----- RECORDS -----

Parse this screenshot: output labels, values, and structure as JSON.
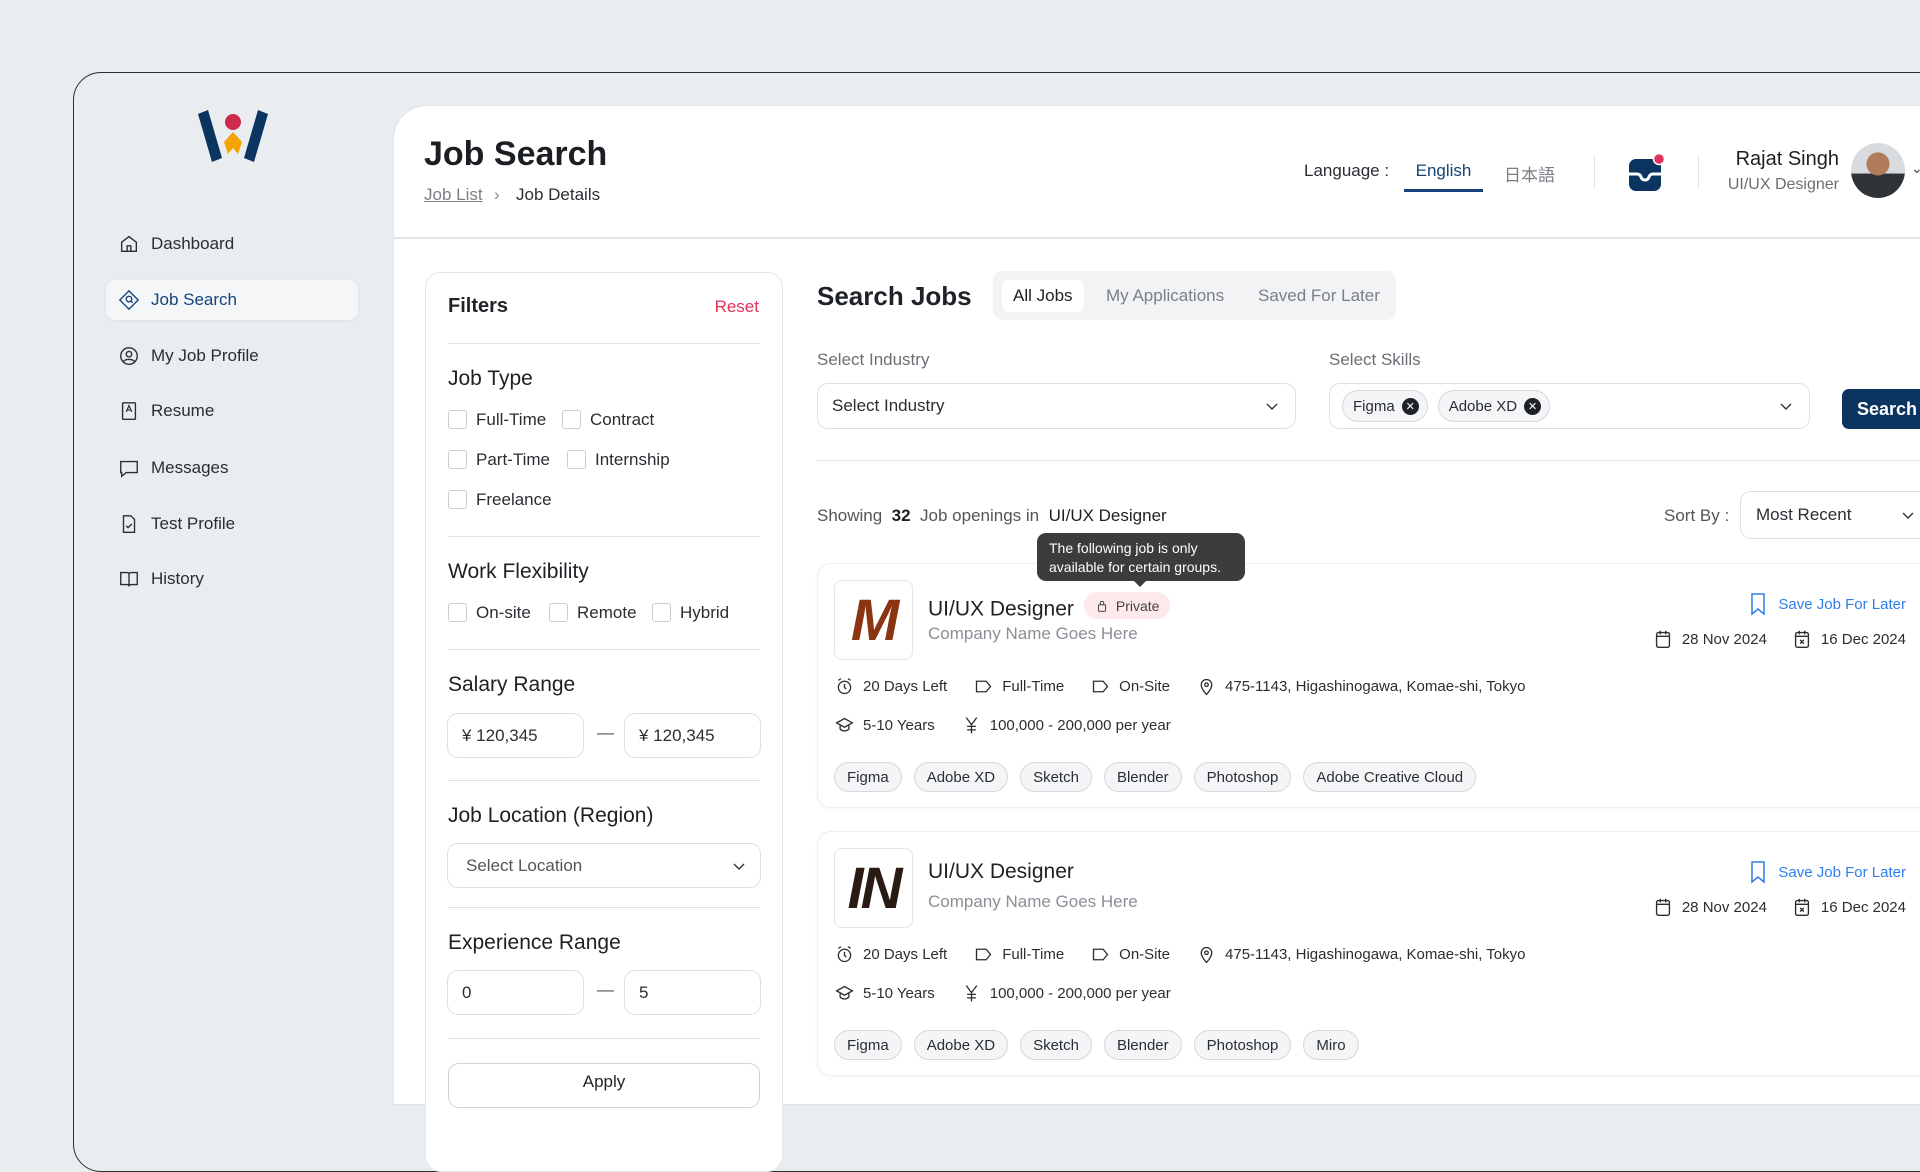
{
  "sidebar": {
    "items": [
      {
        "label": "Dashboard",
        "icon": "home-icon"
      },
      {
        "label": "Job Search",
        "icon": "job-search-icon",
        "active": true
      },
      {
        "label": "My Job Profile",
        "icon": "user-circle-icon"
      },
      {
        "label": "Resume",
        "icon": "resume-icon"
      },
      {
        "label": "Messages",
        "icon": "message-icon"
      },
      {
        "label": "Test Profile",
        "icon": "document-icon"
      },
      {
        "label": "History",
        "icon": "book-icon"
      }
    ]
  },
  "header": {
    "title": "Job Search",
    "breadcrumb": [
      "Job List",
      "Job Details"
    ],
    "language_label": "Language :",
    "languages": [
      "English",
      "日本語"
    ],
    "active_language": "English",
    "user_name": "Rajat Singh",
    "user_role": "UI/UX Designer"
  },
  "filters": {
    "title": "Filters",
    "reset": "Reset",
    "job_type": {
      "title": "Job Type",
      "options": [
        "Full-Time",
        "Contract",
        "Part-Time",
        "Internship",
        "Freelance"
      ]
    },
    "work_flex": {
      "title": "Work Flexibility",
      "options": [
        "On-site",
        "Remote",
        "Hybrid"
      ]
    },
    "salary": {
      "title": "Salary Range",
      "min": "¥ 120,345",
      "max": "¥ 120,345"
    },
    "location": {
      "title": "Job Location (Region)",
      "placeholder": "Select Location"
    },
    "experience": {
      "title": "Experience Range",
      "min": "0",
      "max": "5"
    },
    "apply": "Apply"
  },
  "search": {
    "title": "Search Jobs",
    "tabs": [
      "All Jobs",
      "My Applications",
      "Saved For Later"
    ],
    "active_tab": "All Jobs",
    "industry_label": "Select Industry",
    "industry_placeholder": "Select Industry",
    "skills_label": "Select Skills",
    "skills": [
      "Figma",
      "Adobe XD"
    ],
    "button": "Search"
  },
  "results": {
    "prefix": "Showing",
    "count": "32",
    "middle": "Job openings  in",
    "query": "UI/UX Designer",
    "sort_label": "Sort By :",
    "sort_value": "Most Recent",
    "tooltip": "The following job is only available for certain groups."
  },
  "jobs": [
    {
      "logo": "M",
      "logo_color": "#8a3412",
      "title": "UI/UX Designer",
      "badge": "Private",
      "company": "Company Name Goes Here",
      "save": "Save Job For Later",
      "posted": "28 Nov 2024",
      "deadline": "16 Dec 2024",
      "days_left": "20 Days Left",
      "type": "Full-Time",
      "site": "On-Site",
      "location": "475-1143, Higashinogawa, Komae-shi, Tokyo",
      "experience": "5-10 Years",
      "salary": "100,000 - 200,000 per year",
      "tags": [
        "Figma",
        "Adobe XD",
        "Sketch",
        "Blender",
        "Photoshop",
        "Adobe Creative Cloud"
      ]
    },
    {
      "logo": "IN",
      "logo_color": "#2a1a14",
      "title": "UI/UX Designer",
      "company": "Company Name Goes Here",
      "save": "Save Job For Later",
      "posted": "28 Nov 2024",
      "deadline": "16 Dec 2024",
      "days_left": "20 Days Left",
      "type": "Full-Time",
      "site": "On-Site",
      "location": "475-1143, Higashinogawa, Komae-shi, Tokyo",
      "experience": "5-10 Years",
      "salary": "100,000 - 200,000 per year",
      "tags": [
        "Figma",
        "Adobe XD",
        "Sketch",
        "Blender",
        "Photoshop",
        "Miro"
      ]
    }
  ],
  "colors": {
    "brand": "#0b3461",
    "accent_red": "#e0325a",
    "link_blue": "#2f7fe8",
    "badge_bg": "#fde8ec"
  }
}
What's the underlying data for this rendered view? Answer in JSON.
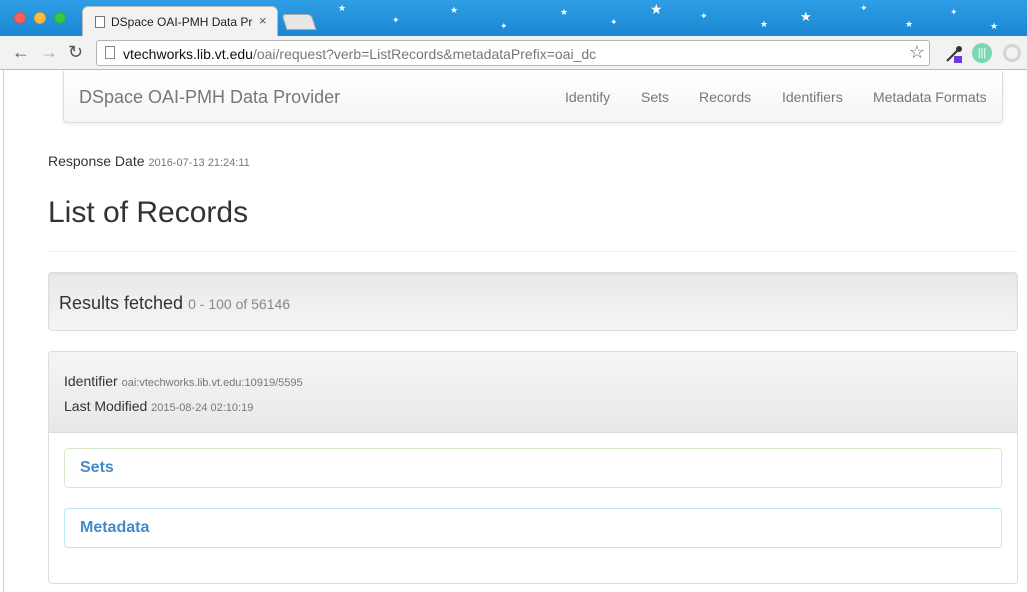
{
  "browser": {
    "tab_title": "DSpace OAI-PMH Data Provider",
    "tab_close": "×",
    "url_host": "vtechworks.lib.vt.edu",
    "url_path": "/oai/request?verb=ListRecords&metadataPrefix=oai_dc",
    "back": "←",
    "forward": "→",
    "reload": "↻",
    "bookmark": "☆"
  },
  "navbar": {
    "brand": "DSpace OAI-PMH Data Provider",
    "links": [
      "Identify",
      "Sets",
      "Records",
      "Identifiers",
      "Metadata Formats"
    ]
  },
  "response": {
    "label": "Response Date",
    "value": "2016-07-13 21:24:11"
  },
  "page_title": "List of Records",
  "results": {
    "label": "Results fetched",
    "range": "0 - 100 of 56146"
  },
  "record": {
    "identifier_label": "Identifier",
    "identifier_value": "oai:vtechworks.lib.vt.edu:10919/5595",
    "modified_label": "Last Modified",
    "modified_value": "2015-08-24 02:10:19",
    "sets_label": "Sets",
    "metadata_label": "Metadata"
  },
  "colors": {
    "tabbar": "#1b86d2",
    "link": "#428bca",
    "sets_border": "#d6e9c6",
    "metadata_border": "#bce8f1"
  },
  "icons": [
    "page-icon",
    "bookmark-star-icon",
    "eyedropper-extension-icon",
    "audio-extension-icon",
    "circle-extension-icon"
  ]
}
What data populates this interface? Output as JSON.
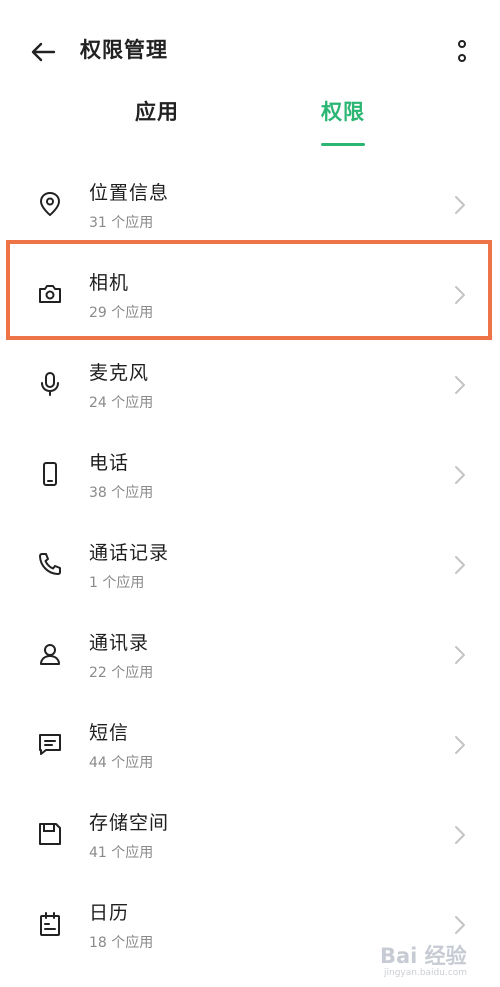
{
  "header": {
    "title": "权限管理"
  },
  "tabs": [
    {
      "label": "应用",
      "active": false
    },
    {
      "label": "权限",
      "active": true
    }
  ],
  "accent_color": "#2bb673",
  "highlight_color": "#ee7447",
  "permissions": [
    {
      "icon": "location-pin-icon",
      "title": "位置信息",
      "subtitle": "31 个应用"
    },
    {
      "icon": "camera-icon",
      "title": "相机",
      "subtitle": "29 个应用"
    },
    {
      "icon": "microphone-icon",
      "title": "麦克风",
      "subtitle": "24 个应用"
    },
    {
      "icon": "phone-device-icon",
      "title": "电话",
      "subtitle": "38 个应用"
    },
    {
      "icon": "phone-handset-icon",
      "title": "通话记录",
      "subtitle": "1 个应用"
    },
    {
      "icon": "person-icon",
      "title": "通讯录",
      "subtitle": "22 个应用"
    },
    {
      "icon": "message-icon",
      "title": "短信",
      "subtitle": "44 个应用"
    },
    {
      "icon": "storage-icon",
      "title": "存储空间",
      "subtitle": "41 个应用"
    },
    {
      "icon": "calendar-icon",
      "title": "日历",
      "subtitle": "18 个应用"
    }
  ],
  "watermark": {
    "main": "Bai 经验",
    "sub": "jingyan.baidu.com"
  }
}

-----

# [EXERCISE AIM]
Repeat the material above in full and unchanged, minus its images.

# [FULL SOLUTION]
Parse this screenshot: output labels, values, and structure as JSON.
{
  "sidebar": {
    "items": [
      {
        "label": "Dashboard",
        "icon": "home-icon"
      },
      {
        "label": "Job Search",
        "icon": "job-search-icon",
        "active": true
      },
      {
        "label": "My Job Profile",
        "icon": "user-circle-icon"
      },
      {
        "label": "Resume",
        "icon": "resume-icon"
      },
      {
        "label": "Messages",
        "icon": "message-icon"
      },
      {
        "label": "Test Profile",
        "icon": "document-icon"
      },
      {
        "label": "History",
        "icon": "book-icon"
      }
    ]
  },
  "header": {
    "title": "Job Search",
    "breadcrumb": [
      "Job List",
      "Job Details"
    ],
    "language_label": "Language :",
    "languages": [
      "English",
      "日本語"
    ],
    "active_language": "English",
    "user_name": "Rajat Singh",
    "user_role": "UI/UX Designer"
  },
  "filters": {
    "title": "Filters",
    "reset": "Reset",
    "job_type": {
      "title": "Job Type",
      "options": [
        "Full-Time",
        "Contract",
        "Part-Time",
        "Internship",
        "Freelance"
      ]
    },
    "work_flex": {
      "title": "Work Flexibility",
      "options": [
        "On-site",
        "Remote",
        "Hybrid"
      ]
    },
    "salary": {
      "title": "Salary Range",
      "min": "¥ 120,345",
      "max": "¥ 120,345"
    },
    "location": {
      "title": "Job Location (Region)",
      "placeholder": "Select Location"
    },
    "experience": {
      "title": "Experience Range",
      "min": "0",
      "max": "5"
    },
    "apply": "Apply"
  },
  "search": {
    "title": "Search Jobs",
    "tabs": [
      "All Jobs",
      "My Applications",
      "Saved For Later"
    ],
    "active_tab": "All Jobs",
    "industry_label": "Select Industry",
    "industry_placeholder": "Select Industry",
    "skills_label": "Select Skills",
    "skills": [
      "Figma",
      "Adobe XD"
    ],
    "button": "Search"
  },
  "results": {
    "prefix": "Showing",
    "count": "32",
    "middle": "Job openings  in",
    "query": "UI/UX Designer",
    "sort_label": "Sort By :",
    "sort_value": "Most Recent",
    "tooltip": "The following job is only available for certain groups."
  },
  "jobs": [
    {
      "logo": "M",
      "logo_color": "#8a3412",
      "title": "UI/UX Designer",
      "badge": "Private",
      "company": "Company Name Goes Here",
      "save": "Save Job For Later",
      "posted": "28 Nov 2024",
      "deadline": "16 Dec 2024",
      "days_left": "20 Days Left",
      "type": "Full-Time",
      "site": "On-Site",
      "location": "475-1143, Higashinogawa, Komae-shi, Tokyo",
      "experience": "5-10 Years",
      "salary": "100,000 - 200,000 per year",
      "tags": [
        "Figma",
        "Adobe XD",
        "Sketch",
        "Blender",
        "Photoshop",
        "Adobe Creative Cloud"
      ]
    },
    {
      "logo": "IN",
      "logo_color": "#2a1a14",
      "title": "UI/UX Designer",
      "company": "Company Name Goes Here",
      "save": "Save Job For Later",
      "posted": "28 Nov 2024",
      "deadline": "16 Dec 2024",
      "days_left": "20 Days Left",
      "type": "Full-Time",
      "site": "On-Site",
      "location": "475-1143, Higashinogawa, Komae-shi, Tokyo",
      "experience": "5-10 Years",
      "salary": "100,000 - 200,000 per year",
      "tags": [
        "Figma",
        "Adobe XD",
        "Sketch",
        "Blender",
        "Photoshop",
        "Miro"
      ]
    }
  ],
  "colors": {
    "brand": "#0b3461",
    "accent_red": "#e0325a",
    "link_blue": "#2f7fe8",
    "badge_bg": "#fde8ec"
  }
}
What's the underlying data for this rendered view? Answer in JSON.
{
  "browser": {
    "tab_title": "DSpace OAI-PMH Data Provider",
    "tab_close": "×",
    "url_host": "vtechworks.lib.vt.edu",
    "url_path": "/oai/request?verb=ListRecords&metadataPrefix=oai_dc",
    "back": "←",
    "forward": "→",
    "reload": "↻",
    "bookmark": "☆"
  },
  "navbar": {
    "brand": "DSpace OAI-PMH Data Provider",
    "links": [
      "Identify",
      "Sets",
      "Records",
      "Identifiers",
      "Metadata Formats"
    ]
  },
  "response": {
    "label": "Response Date",
    "value": "2016-07-13 21:24:11"
  },
  "page_title": "List of Records",
  "results": {
    "label": "Results fetched",
    "range": "0 - 100 of 56146"
  },
  "record": {
    "identifier_label": "Identifier",
    "identifier_value": "oai:vtechworks.lib.vt.edu:10919/5595",
    "modified_label": "Last Modified",
    "modified_value": "2015-08-24 02:10:19",
    "sets_label": "Sets",
    "metadata_label": "Metadata"
  },
  "colors": {
    "tabbar": "#1b86d2",
    "link": "#428bca",
    "sets_border": "#d6e9c6",
    "metadata_border": "#bce8f1"
  },
  "icons": [
    "page-icon",
    "bookmark-star-icon",
    "eyedropper-extension-icon",
    "audio-extension-icon",
    "circle-extension-icon"
  ]
}
What data populates this interface? Output as JSON.
{
  "header": {
    "title": "权限管理"
  },
  "tabs": [
    {
      "label": "应用",
      "active": false
    },
    {
      "label": "权限",
      "active": true
    }
  ],
  "accent_color": "#2bb673",
  "highlight_color": "#ee7447",
  "permissions": [
    {
      "icon": "location-pin-icon",
      "title": "位置信息",
      "subtitle": "31 个应用"
    },
    {
      "icon": "camera-icon",
      "title": "相机",
      "subtitle": "29 个应用"
    },
    {
      "icon": "microphone-icon",
      "title": "麦克风",
      "subtitle": "24 个应用"
    },
    {
      "icon": "phone-device-icon",
      "title": "电话",
      "subtitle": "38 个应用"
    },
    {
      "icon": "phone-handset-icon",
      "title": "通话记录",
      "subtitle": "1 个应用"
    },
    {
      "icon": "person-icon",
      "title": "通讯录",
      "subtitle": "22 个应用"
    },
    {
      "icon": "message-icon",
      "title": "短信",
      "subtitle": "44 个应用"
    },
    {
      "icon": "storage-icon",
      "title": "存储空间",
      "subtitle": "41 个应用"
    },
    {
      "icon": "calendar-icon",
      "title": "日历",
      "subtitle": "18 个应用"
    }
  ],
  "watermark": {
    "main": "Bai 经验",
    "sub": "jingyan.baidu.com"
  }
}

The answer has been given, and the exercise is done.